** Begin **
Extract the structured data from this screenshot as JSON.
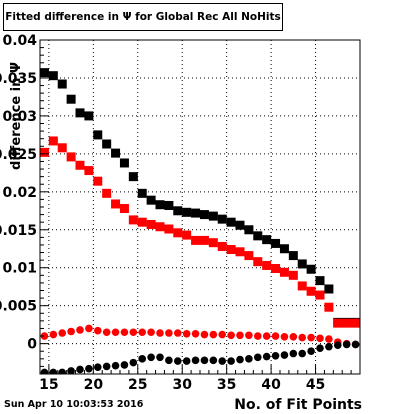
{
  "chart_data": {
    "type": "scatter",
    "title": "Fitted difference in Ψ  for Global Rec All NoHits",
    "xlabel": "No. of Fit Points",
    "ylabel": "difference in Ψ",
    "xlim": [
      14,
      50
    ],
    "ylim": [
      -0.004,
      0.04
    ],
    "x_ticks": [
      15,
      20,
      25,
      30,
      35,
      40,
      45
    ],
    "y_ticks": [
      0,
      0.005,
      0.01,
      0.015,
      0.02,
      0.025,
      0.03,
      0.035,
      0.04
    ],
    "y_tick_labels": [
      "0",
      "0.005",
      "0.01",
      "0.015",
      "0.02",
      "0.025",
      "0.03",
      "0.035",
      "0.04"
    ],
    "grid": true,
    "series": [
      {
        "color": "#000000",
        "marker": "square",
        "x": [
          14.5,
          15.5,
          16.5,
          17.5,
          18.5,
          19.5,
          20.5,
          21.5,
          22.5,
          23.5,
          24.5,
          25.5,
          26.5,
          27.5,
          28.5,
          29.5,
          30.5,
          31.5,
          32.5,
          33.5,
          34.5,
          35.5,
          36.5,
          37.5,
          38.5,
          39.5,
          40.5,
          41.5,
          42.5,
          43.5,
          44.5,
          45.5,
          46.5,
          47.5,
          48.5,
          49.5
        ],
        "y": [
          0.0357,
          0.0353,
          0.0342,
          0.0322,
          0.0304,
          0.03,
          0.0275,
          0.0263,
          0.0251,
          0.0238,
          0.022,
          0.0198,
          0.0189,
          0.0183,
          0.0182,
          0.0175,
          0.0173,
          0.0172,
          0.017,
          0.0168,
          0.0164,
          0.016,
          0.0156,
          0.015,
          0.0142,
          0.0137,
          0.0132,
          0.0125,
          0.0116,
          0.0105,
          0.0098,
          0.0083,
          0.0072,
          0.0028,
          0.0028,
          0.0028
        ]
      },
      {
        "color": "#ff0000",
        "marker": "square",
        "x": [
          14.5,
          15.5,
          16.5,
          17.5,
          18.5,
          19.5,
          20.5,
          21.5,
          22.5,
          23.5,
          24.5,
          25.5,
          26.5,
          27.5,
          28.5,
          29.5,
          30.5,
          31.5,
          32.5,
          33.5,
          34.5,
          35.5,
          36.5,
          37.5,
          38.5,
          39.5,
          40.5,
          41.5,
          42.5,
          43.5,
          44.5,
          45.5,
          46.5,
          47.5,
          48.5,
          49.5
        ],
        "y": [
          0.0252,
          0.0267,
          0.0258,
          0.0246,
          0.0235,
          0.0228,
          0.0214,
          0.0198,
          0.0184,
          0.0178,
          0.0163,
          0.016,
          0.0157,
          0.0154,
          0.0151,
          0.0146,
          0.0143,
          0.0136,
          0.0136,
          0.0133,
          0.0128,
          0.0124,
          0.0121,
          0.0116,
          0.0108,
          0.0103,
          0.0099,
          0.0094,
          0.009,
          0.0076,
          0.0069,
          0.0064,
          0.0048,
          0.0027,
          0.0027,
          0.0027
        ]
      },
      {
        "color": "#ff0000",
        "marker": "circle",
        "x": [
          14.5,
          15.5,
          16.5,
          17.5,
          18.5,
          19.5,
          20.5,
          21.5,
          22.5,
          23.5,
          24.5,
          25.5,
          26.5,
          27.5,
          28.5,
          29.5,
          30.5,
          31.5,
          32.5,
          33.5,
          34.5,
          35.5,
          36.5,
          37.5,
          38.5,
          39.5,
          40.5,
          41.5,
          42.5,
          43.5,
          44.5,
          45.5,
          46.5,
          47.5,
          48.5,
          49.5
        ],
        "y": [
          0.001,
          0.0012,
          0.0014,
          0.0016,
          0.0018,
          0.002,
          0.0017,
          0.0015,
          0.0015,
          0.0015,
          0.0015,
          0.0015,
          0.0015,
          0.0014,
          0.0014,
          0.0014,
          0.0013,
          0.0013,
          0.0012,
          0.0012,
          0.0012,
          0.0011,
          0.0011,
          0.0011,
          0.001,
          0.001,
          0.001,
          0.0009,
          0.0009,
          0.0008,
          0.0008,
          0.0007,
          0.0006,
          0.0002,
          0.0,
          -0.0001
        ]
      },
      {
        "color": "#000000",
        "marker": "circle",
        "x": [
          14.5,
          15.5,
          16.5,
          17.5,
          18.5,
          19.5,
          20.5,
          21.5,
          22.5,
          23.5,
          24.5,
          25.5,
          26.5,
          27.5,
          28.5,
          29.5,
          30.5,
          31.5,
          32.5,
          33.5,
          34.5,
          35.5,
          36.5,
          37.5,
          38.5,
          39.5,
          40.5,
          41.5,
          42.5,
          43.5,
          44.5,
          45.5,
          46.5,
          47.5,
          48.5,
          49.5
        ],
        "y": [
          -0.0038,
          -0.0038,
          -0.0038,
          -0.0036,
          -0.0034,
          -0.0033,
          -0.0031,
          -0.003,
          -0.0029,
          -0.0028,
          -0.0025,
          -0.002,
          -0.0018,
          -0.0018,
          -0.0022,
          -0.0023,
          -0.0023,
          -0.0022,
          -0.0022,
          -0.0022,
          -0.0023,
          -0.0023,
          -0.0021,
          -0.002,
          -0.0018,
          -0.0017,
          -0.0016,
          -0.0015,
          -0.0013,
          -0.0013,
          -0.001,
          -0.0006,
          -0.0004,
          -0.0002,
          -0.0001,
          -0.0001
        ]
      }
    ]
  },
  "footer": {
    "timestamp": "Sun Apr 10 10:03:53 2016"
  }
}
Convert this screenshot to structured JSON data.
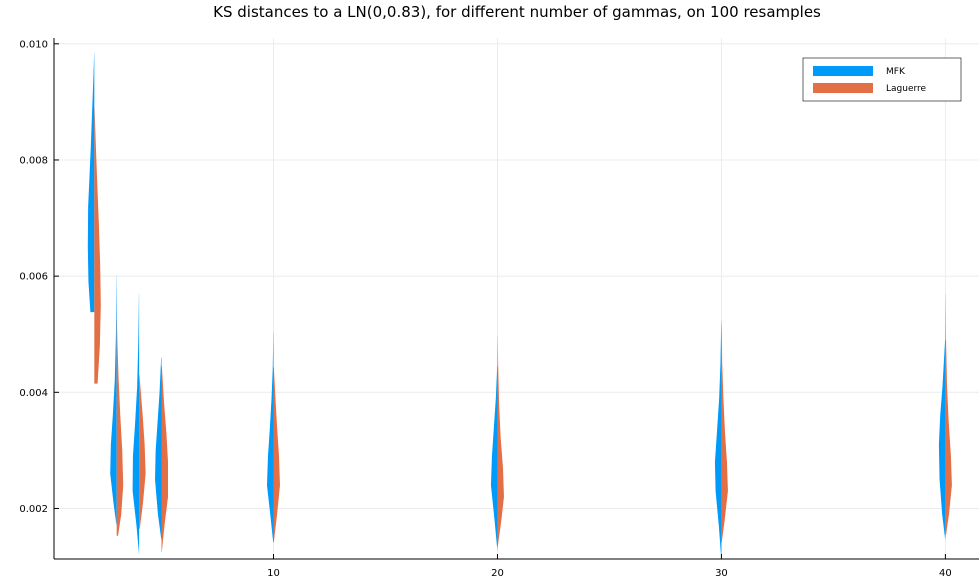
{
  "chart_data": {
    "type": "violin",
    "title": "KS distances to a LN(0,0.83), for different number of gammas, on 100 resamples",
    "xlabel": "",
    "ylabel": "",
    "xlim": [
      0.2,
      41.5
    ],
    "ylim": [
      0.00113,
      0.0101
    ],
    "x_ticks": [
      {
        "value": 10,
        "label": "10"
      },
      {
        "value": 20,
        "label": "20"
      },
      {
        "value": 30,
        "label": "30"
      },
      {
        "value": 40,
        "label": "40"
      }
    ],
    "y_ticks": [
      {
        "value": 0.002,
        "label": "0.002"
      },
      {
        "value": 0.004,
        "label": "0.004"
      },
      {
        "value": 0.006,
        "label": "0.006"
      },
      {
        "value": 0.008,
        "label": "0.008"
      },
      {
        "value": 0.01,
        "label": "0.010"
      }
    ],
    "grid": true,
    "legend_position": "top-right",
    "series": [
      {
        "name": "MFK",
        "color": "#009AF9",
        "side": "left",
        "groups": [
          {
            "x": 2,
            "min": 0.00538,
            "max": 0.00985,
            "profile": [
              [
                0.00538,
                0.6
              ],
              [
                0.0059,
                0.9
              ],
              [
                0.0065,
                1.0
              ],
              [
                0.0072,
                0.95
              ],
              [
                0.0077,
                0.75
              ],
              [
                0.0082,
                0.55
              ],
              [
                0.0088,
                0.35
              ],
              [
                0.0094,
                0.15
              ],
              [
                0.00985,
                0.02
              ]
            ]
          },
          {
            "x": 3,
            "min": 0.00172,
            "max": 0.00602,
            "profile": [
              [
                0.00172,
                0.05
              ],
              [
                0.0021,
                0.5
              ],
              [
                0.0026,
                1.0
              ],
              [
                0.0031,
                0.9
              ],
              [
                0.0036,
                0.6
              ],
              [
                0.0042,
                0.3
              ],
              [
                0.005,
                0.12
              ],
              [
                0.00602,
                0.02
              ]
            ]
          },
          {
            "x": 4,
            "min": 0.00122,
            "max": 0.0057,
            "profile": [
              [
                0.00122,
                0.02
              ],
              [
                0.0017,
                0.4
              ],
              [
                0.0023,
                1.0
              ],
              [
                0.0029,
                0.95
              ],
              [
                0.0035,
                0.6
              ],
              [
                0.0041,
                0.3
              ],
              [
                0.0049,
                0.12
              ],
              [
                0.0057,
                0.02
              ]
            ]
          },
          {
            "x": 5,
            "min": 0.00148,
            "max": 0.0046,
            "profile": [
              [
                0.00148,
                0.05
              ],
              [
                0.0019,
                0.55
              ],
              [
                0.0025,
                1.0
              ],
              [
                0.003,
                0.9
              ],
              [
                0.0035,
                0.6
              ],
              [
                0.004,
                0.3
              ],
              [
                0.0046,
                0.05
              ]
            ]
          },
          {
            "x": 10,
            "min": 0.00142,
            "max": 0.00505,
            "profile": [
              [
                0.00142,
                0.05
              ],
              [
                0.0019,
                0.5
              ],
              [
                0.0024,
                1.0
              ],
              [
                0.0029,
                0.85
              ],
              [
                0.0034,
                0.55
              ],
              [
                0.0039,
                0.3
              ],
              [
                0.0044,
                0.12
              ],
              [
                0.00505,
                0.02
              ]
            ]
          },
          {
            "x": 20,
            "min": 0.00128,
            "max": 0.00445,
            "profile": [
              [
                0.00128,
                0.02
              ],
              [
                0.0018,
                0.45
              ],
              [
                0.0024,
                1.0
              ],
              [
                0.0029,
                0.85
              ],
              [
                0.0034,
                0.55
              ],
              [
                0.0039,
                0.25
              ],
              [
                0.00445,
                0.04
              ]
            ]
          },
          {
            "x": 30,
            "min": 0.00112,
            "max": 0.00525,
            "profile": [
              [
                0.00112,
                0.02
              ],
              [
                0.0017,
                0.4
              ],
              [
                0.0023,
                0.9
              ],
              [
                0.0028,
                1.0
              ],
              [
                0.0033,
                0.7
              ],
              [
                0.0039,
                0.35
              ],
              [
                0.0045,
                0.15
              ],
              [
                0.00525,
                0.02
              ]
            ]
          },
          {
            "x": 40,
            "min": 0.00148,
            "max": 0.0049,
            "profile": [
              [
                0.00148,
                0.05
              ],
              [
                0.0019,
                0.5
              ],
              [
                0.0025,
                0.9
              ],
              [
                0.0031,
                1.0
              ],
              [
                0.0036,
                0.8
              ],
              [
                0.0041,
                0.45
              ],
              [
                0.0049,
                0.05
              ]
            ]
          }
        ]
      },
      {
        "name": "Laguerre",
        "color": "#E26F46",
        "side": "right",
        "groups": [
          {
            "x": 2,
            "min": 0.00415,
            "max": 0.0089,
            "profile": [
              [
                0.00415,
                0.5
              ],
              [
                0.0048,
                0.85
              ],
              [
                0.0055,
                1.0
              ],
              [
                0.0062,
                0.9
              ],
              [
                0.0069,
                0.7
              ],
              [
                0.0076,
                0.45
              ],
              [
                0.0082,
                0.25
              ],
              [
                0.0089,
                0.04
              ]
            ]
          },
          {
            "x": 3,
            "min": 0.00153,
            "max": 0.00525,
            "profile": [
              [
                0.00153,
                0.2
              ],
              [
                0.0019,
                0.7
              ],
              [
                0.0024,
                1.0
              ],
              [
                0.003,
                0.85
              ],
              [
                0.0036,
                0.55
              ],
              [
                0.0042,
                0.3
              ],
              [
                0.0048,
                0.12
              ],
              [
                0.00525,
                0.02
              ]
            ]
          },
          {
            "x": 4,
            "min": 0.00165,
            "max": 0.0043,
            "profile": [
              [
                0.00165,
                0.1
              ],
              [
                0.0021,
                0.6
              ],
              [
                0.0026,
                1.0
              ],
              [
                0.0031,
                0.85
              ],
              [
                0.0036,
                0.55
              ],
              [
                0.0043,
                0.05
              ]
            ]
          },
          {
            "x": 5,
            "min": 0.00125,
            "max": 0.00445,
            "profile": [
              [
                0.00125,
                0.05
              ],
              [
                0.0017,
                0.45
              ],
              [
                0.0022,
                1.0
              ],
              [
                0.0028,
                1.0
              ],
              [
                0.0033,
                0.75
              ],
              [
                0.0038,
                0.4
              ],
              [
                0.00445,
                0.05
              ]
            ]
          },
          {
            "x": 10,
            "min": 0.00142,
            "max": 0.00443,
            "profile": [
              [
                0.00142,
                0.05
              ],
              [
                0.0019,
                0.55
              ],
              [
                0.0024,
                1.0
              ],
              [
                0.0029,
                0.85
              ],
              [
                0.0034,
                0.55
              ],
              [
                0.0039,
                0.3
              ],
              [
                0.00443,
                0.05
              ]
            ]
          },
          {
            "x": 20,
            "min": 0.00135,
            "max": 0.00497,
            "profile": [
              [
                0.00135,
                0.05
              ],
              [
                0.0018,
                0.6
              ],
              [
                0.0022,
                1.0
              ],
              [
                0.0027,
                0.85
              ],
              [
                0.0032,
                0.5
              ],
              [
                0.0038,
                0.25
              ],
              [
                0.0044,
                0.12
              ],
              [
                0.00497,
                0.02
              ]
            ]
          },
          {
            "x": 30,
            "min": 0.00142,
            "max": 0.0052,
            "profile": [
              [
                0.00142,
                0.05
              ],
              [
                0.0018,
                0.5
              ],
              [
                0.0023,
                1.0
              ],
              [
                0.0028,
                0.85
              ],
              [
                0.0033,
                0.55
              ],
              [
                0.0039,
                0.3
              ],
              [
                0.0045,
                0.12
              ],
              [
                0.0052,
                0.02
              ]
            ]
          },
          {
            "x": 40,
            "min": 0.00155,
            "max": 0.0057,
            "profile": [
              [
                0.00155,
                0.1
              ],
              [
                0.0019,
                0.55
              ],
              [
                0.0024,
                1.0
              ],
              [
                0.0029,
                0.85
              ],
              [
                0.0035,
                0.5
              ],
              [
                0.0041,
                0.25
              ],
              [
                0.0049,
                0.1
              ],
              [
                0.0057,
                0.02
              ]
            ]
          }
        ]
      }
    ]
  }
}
** End **
## Requirement
Provide the number of lines containing the string "right", with no other output.

## Final result
2